### TASK REQUIREMENTS
Search the entries below for "have", and copy each line where it appears.
### RECORDS FOR THIS EXERCISE
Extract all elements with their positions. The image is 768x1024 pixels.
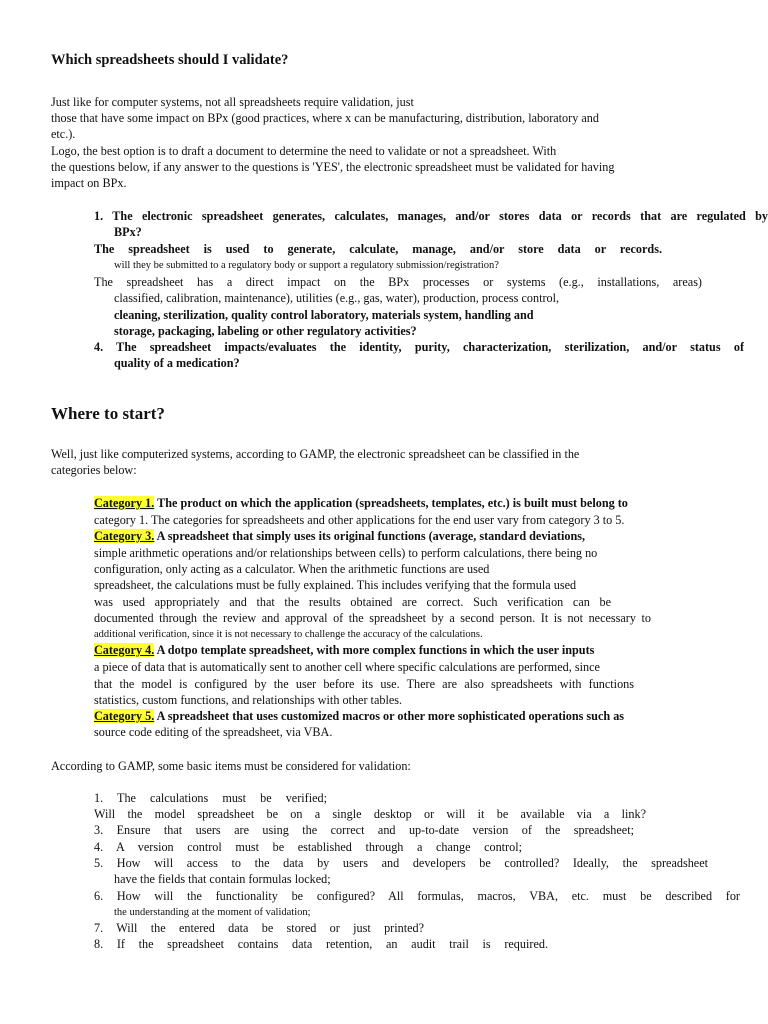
- question-item: The spreadsheet is used to generate, calculate, manage, and/or store data or records.: [94, 242, 662, 256]
- list-item-cont: the understanding at the moment of validation;: [114, 907, 311, 918]
- category-1-line: [94, 496, 628, 511]
- section-heading: Which spreadsheets should I validate?: [51, 52, 289, 68]
- list-item: 6. How will the functionality be configured? All formulas, macros, VBA, etc. must be described for: [94, 889, 740, 903]
- paragraph-line: those that have some impact on BPx (good practices, where x can be manufacturing, distribution, laboratory and: [51, 111, 599, 125]
- category-4-line: [94, 643, 594, 658]
- paragraph-line: categories below:: [51, 463, 137, 477]
- question-item-cont: classified, calibration, maintenance), utilities (e.g., gas, water), production, process control,: [114, 291, 560, 305]
- category-4-title: A dotpo template spreadsheet, with more complex functions in which the user inputs: [154, 643, 595, 657]
- list-item: 7. Will the entered data be stored or just printed?: [94, 921, 424, 935]
- question-item-cont: will they be submitted to a regulatory body or support a regulatory submission/registration?: [114, 260, 499, 271]
- category-3-label: Category 3.: [94, 529, 155, 543]
- list-item-cont: have the fields that contain formulas locked;: [114, 872, 331, 886]
- list-item: 1. The calculations must be verified;: [94, 791, 327, 805]
- paragraph-line: Well, just like computerized systems, according to GAMP, the electronic spreadsheet can be classified in the: [51, 447, 580, 461]
- category-line: additional verification, since it is not necessary to challenge the accuracy of the calculations.: [94, 629, 483, 640]
- category-line: documented through the review and approval of the spreadsheet by a second person. It is not necessary to: [94, 611, 651, 625]
- category-5-label: Category 5.: [94, 709, 155, 723]
- paragraph-line: impact on BPx.: [51, 176, 127, 190]
- category-line: was used appropriately and that the results obtained are correct. Such verification can be: [94, 595, 611, 609]
- list-item: 5. How will access to the data by users and developers be controlled? Ideally, the spreadsheet: [94, 856, 708, 870]
- section-heading: Where to start?: [51, 404, 165, 423]
- paragraph-line: Just like for computer systems, not all spreadsheets require validation, just: [51, 95, 414, 109]
- category-line: simple arithmetic operations and/or relationships between cells) to perform calculations, there being no: [94, 546, 598, 560]
- question-item-cont: BPx?: [114, 225, 142, 239]
- category-line: statistics, custom functions, and relationships with other tables.: [94, 693, 403, 707]
- list-item: 4. A version control must be established through a change control;: [94, 840, 522, 854]
- question-item-cont: cleaning, sterilization, quality control laboratory, materials system, handling and: [114, 308, 534, 322]
- category-line: configuration, only acting as a calculator. When the arithmetic functions are used: [94, 562, 490, 576]
- paragraph-line: etc.).: [51, 127, 76, 141]
- question-item: The spreadsheet has a direct impact on the BPx processes or systems (e.g., installations, areas): [94, 275, 702, 289]
- question-item-cont: storage, packaging, labeling or other regulatory activities?: [114, 324, 417, 338]
- question-item: 1. The electronic spreadsheet generates, calculates, manages, and/or stores data or records that are regulated by: [94, 209, 768, 223]
- paragraph-line: the questions below, if any answer to the questions is 'YES', the electronic spreadsheet must be validated for having: [51, 160, 615, 174]
- question-item: 4. The spreadsheet impacts/evaluates the identity, purity, characterization, sterilization, and/or status of: [94, 340, 744, 354]
- category-line: source code editing of the spreadsheet, via VBA.: [94, 725, 333, 739]
- list-item: 3. Ensure that users are using the correct and up-to-date version of the spreadsheet;: [94, 823, 634, 837]
- category-line: a piece of data that is automatically sent to another cell where specific calculations are performed, since: [94, 660, 600, 674]
- paragraph-line: According to GAMP, some basic items must be considered for validation:: [51, 759, 411, 773]
- category-5-line: [94, 709, 624, 724]
- category-line: spreadsheet, the calculations must be fully explained. This includes verifying that the formula used: [94, 578, 577, 592]
- paragraph-line: Logo, the best option is to draft a document to determine the need to validate or not a spreadsheet. With: [51, 144, 557, 158]
- category-3-title: A spreadsheet that simply uses its original functions (average, standard deviations,: [154, 529, 586, 543]
- list-item: Will the model spreadsheet be on a single desktop or will it be available via a link?: [94, 807, 646, 821]
- category-3-line: [94, 529, 585, 544]
- list-item: 8. If the spreadsheet contains data retention, an audit trail is required.: [94, 937, 548, 951]
- category-line: that the model is configured by the user before its use. There are also spreadsheets with functions: [94, 677, 634, 691]
- category-1-title: The product on which the application (spreadsheets, templates, etc.) is built must belong to: [154, 496, 628, 510]
- category-1-label: Category 1.: [94, 496, 155, 510]
- category-5-title: A spreadsheet that uses customized macros or other more sophisticated operations such as: [154, 709, 625, 723]
- question-item-cont: quality of a medication?: [114, 356, 240, 370]
- category-line: category 1. The categories for spreadsheets and other applications for the end user vary from category 3 to 5.: [94, 513, 625, 527]
- category-4-label: Category 4.: [94, 643, 155, 657]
######
### ANSWER AREA
- paragraph-line: those that have some impact on BPx (good practices, where x can be manufacturing, distribution, laboratory and: [51, 111, 599, 125]
- list-item-cont: have the fields that contain formulas locked;: [114, 872, 331, 886]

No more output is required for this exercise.